**What you have to do:** Copy all lines of the listing that include the string "would".

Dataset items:

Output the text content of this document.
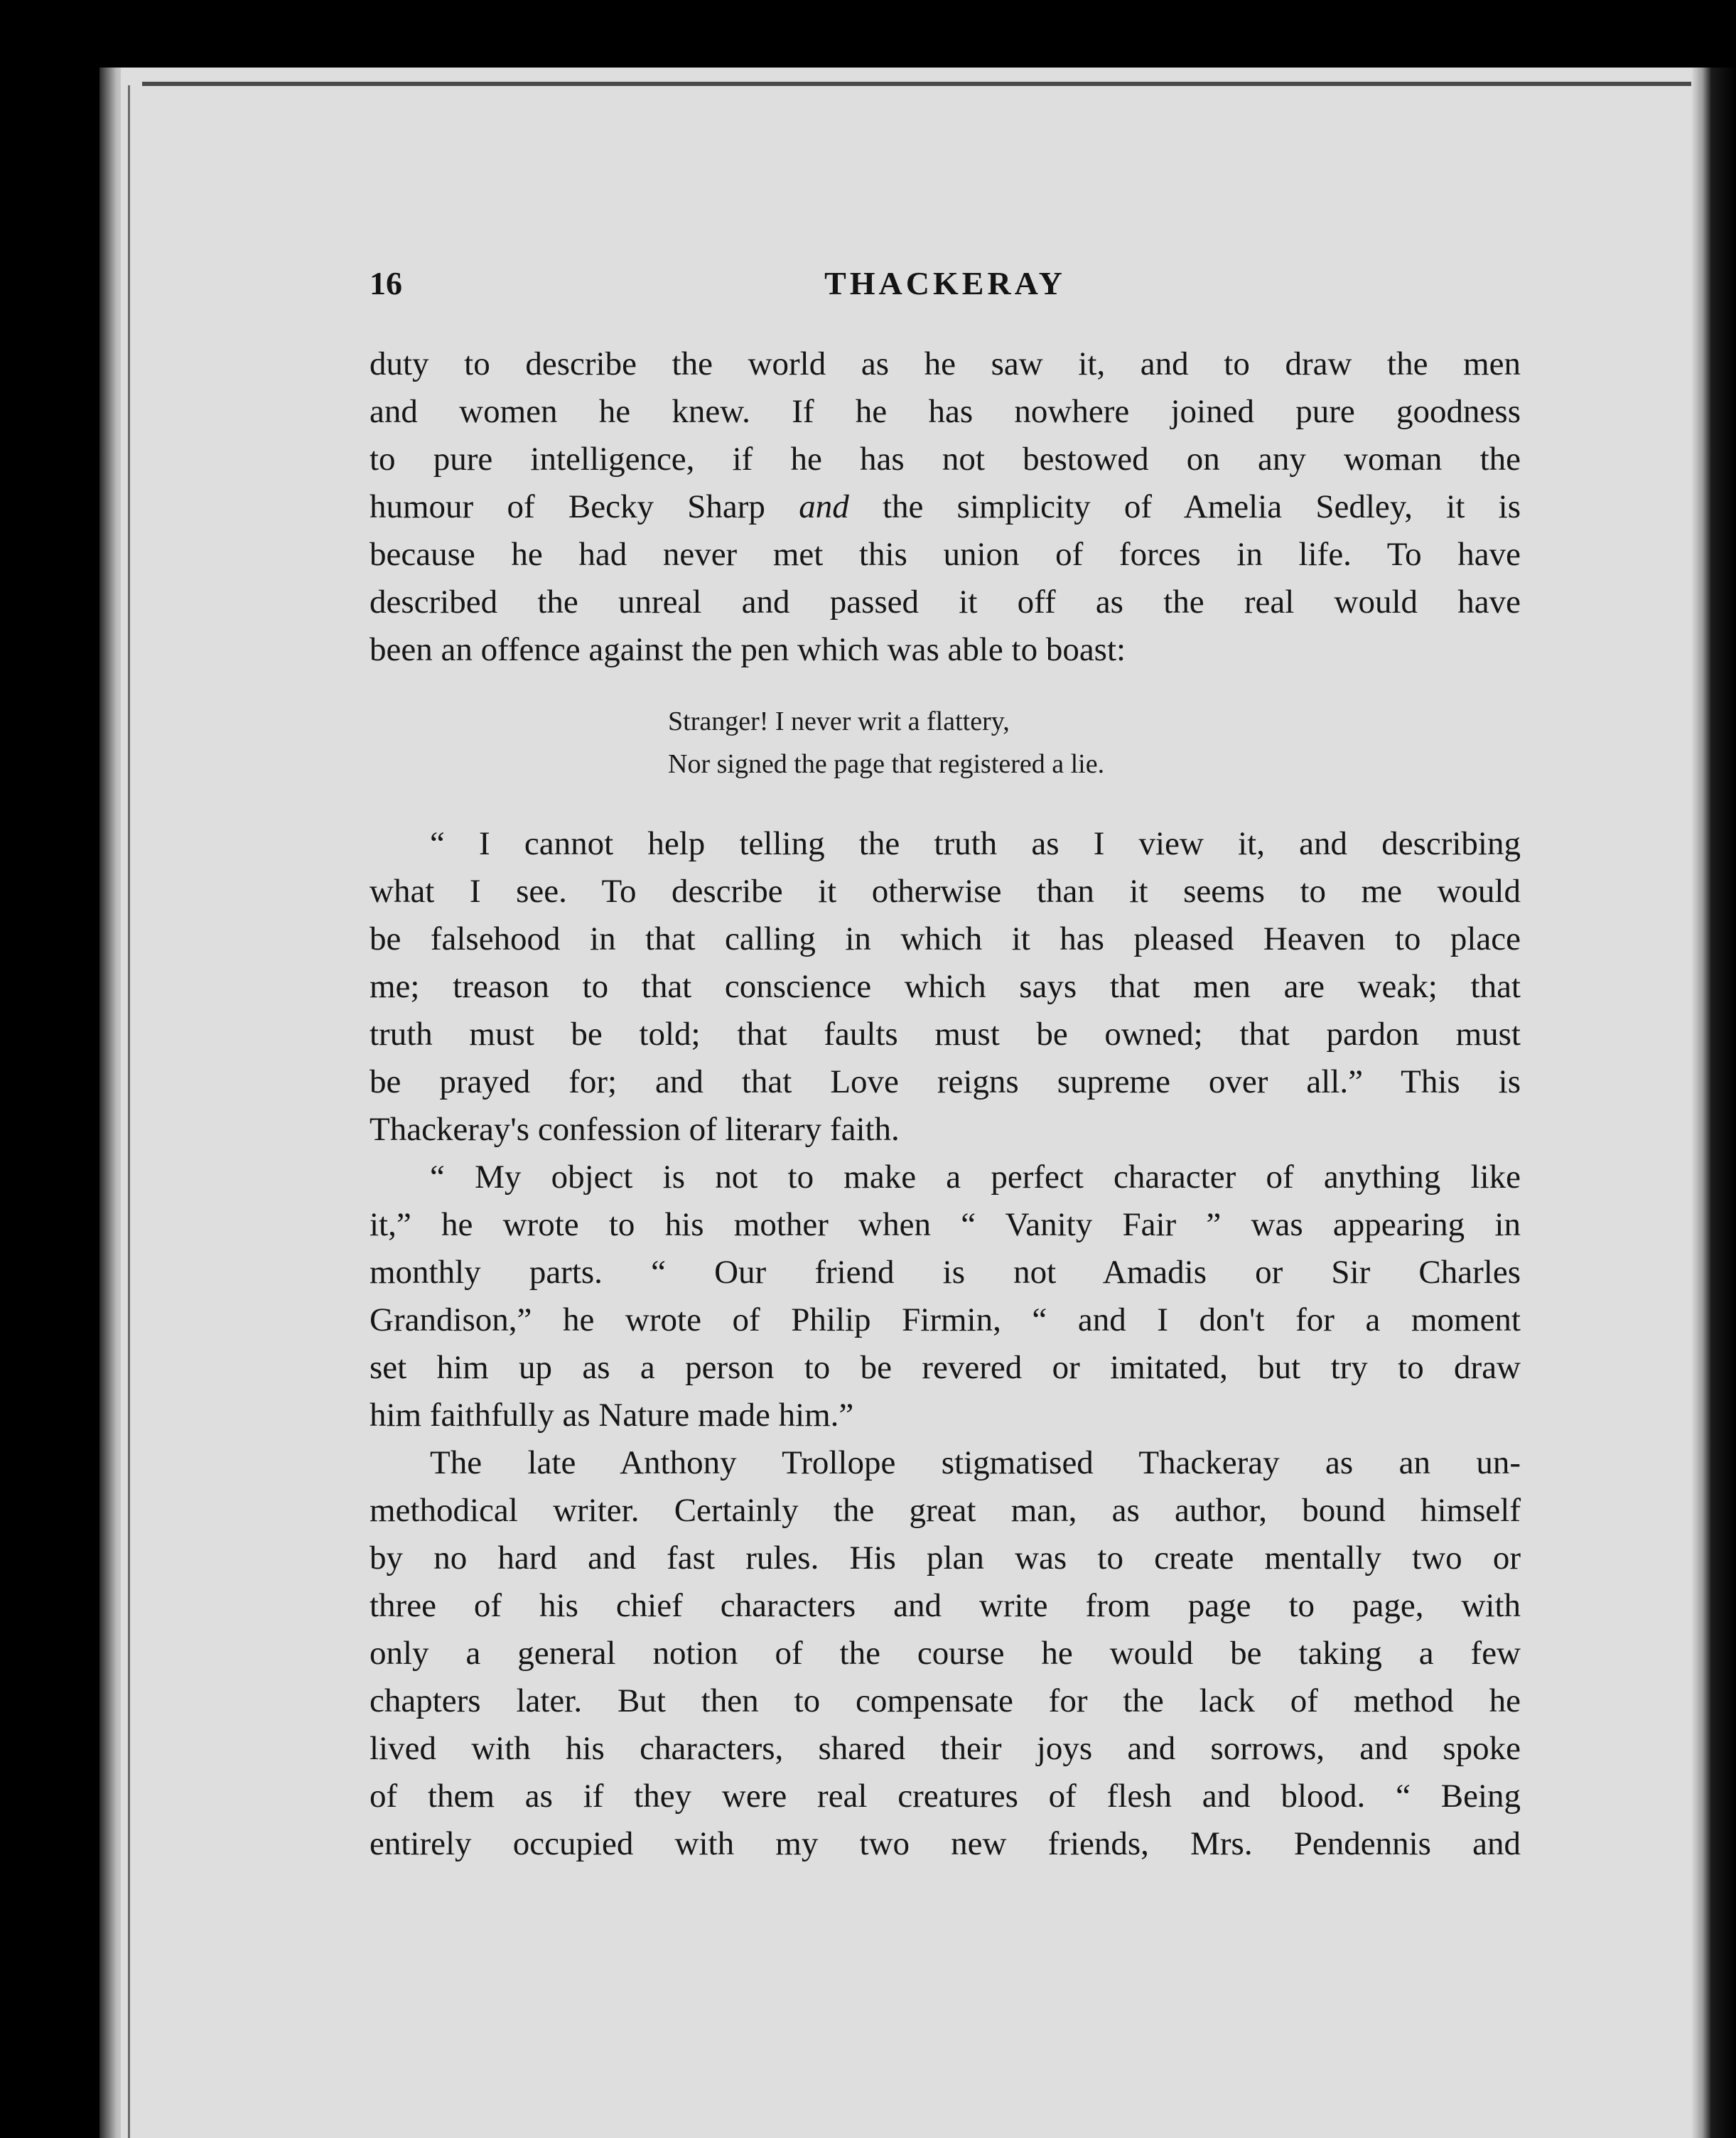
16	THACKERAY
duty to describe the world as he saw it, and to draw the men
and women he knew. If he has nowhere joined pure goodness
to pure intelligence, if he has not bestowed on any woman the
humour of Becky Sharp and the simplicity of Amelia Sedley, it is
because he had never met this union of forces in life. To have
described the unreal and passed it off as the real would have
been an offence against the pen which was able to boast:
Stranger! I never writ a flattery,
Nor signed the page that registered a lie.
“ I cannot help telling the truth as I view it, and describing
what I see. To describe it otherwise than it seems to me would
be falsehood in that calling in which it has pleased Heaven to place
me; treason to that conscience which says that men are weak; that
truth must be told; that faults must be owned; that pardon must
be prayed for; and that Love reigns supreme over all.” This is
Thackeray's confession of literary faith.
“ My object is not to make a perfect character of anything like
it,” he wrote to his mother when “ Vanity Fair ” was appearing in
monthly parts. “ Our friend is not Amadis or Sir Charles
Grandison,” he wrote of Philip Firmin, “ and I don't for a moment
set him up as a person to be revered or imitated, but try to draw
him faithfully as Nature made him.”
The late Anthony Trollope stigmatised Thackeray as an un-
methodical writer. Certainly the great man, as author, bound himself
by no hard and fast rules. His plan was to create mentally two or
three of his chief characters and write from page to page, with
only a general notion of the course he would be taking a few
chapters later. But then to compensate for the lack of method he
lived with his characters, shared their joys and sorrows, and spoke
of them as if they were real creatures of flesh and blood. “ Being
entirely occupied with my two new friends, Mrs. Pendennis and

**Solved exercise:**
described the unreal and passed it off as the real would have
what I see. To describe it otherwise than it seems to me would
only a general notion of the course he would be taking a few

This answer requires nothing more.